[start DATASET EXCERPTS]

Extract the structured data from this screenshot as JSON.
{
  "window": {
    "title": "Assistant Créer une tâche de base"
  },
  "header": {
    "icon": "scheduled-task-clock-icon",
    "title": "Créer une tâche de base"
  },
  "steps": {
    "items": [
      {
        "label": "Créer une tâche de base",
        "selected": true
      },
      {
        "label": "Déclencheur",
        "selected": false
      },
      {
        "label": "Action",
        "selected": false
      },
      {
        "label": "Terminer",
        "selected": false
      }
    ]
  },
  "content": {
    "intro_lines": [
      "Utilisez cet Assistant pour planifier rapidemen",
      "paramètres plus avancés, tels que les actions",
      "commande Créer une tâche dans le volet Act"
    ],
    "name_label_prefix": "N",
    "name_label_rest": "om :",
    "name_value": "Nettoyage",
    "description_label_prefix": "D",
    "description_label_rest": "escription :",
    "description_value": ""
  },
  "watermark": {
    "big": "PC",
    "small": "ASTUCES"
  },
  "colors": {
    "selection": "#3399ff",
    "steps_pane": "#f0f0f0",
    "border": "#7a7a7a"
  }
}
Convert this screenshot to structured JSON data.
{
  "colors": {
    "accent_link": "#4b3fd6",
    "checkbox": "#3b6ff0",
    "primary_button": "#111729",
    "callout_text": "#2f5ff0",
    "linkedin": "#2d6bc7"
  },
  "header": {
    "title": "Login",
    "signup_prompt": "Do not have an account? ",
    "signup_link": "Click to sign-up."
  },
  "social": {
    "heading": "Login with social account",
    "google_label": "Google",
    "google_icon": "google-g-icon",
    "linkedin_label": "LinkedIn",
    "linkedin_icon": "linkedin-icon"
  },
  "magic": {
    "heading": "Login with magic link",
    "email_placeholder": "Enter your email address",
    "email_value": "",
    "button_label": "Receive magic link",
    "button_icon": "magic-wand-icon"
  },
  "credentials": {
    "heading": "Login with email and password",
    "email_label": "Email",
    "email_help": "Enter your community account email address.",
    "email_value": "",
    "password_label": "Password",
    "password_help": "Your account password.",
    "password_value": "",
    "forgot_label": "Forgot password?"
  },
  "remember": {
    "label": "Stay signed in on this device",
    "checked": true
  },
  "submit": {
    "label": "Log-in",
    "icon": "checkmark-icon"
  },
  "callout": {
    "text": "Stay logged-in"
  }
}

[end DATASET EXCERPTS]

## EXERCISE OBJECTIVE
Copy each entry exactly, with nothing added or dropped.

## SOLUTION
Extract the structured data from this screenshot as JSON.
{
  "window": {
    "title": "Assistant Créer une tâche de base"
  },
  "header": {
    "icon": "scheduled-task-clock-icon",
    "title": "Créer une tâche de base"
  },
  "steps": {
    "items": [
      {
        "label": "Créer une tâche de base",
        "selected": true
      },
      {
        "label": "Déclencheur",
        "selected": false
      },
      {
        "label": "Action",
        "selected": false
      },
      {
        "label": "Terminer",
        "selected": false
      }
    ]
  },
  "content": {
    "intro_lines": [
      "Utilisez cet Assistant pour planifier rapidemen",
      "paramètres plus avancés, tels que les actions",
      "commande Créer une tâche dans le volet Act"
    ],
    "name_label_prefix": "N",
    "name_label_rest": "om :",
    "name_value": "Nettoyage",
    "description_label_prefix": "D",
    "description_label_rest": "escription :",
    "description_value": ""
  },
  "watermark": {
    "big": "PC",
    "small": "ASTUCES"
  },
  "colors": {
    "selection": "#3399ff",
    "steps_pane": "#f0f0f0",
    "border": "#7a7a7a"
  }
}
Convert this screenshot to structured JSON data.
{
  "colors": {
    "accent_link": "#4b3fd6",
    "checkbox": "#3b6ff0",
    "primary_button": "#111729",
    "callout_text": "#2f5ff0",
    "linkedin": "#2d6bc7"
  },
  "header": {
    "title": "Login",
    "signup_prompt": "Do not have an account? ",
    "signup_link": "Click to sign-up."
  },
  "social": {
    "heading": "Login with social account",
    "google_label": "Google",
    "google_icon": "google-g-icon",
    "linkedin_label": "LinkedIn",
    "linkedin_icon": "linkedin-icon"
  },
  "magic": {
    "heading": "Login with magic link",
    "email_placeholder": "Enter your email address",
    "email_value": "",
    "button_label": "Receive magic link",
    "button_icon": "magic-wand-icon"
  },
  "credentials": {
    "heading": "Login with email and password",
    "email_label": "Email",
    "email_help": "Enter your community account email address.",
    "email_value": "",
    "password_label": "Password",
    "password_help": "Your account password.",
    "password_value": "",
    "forgot_label": "Forgot password?"
  },
  "remember": {
    "label": "Stay signed in on this device",
    "checked": true
  },
  "submit": {
    "label": "Log-in",
    "icon": "checkmark-icon"
  },
  "callout": {
    "text": "Stay logged-in"
  }
}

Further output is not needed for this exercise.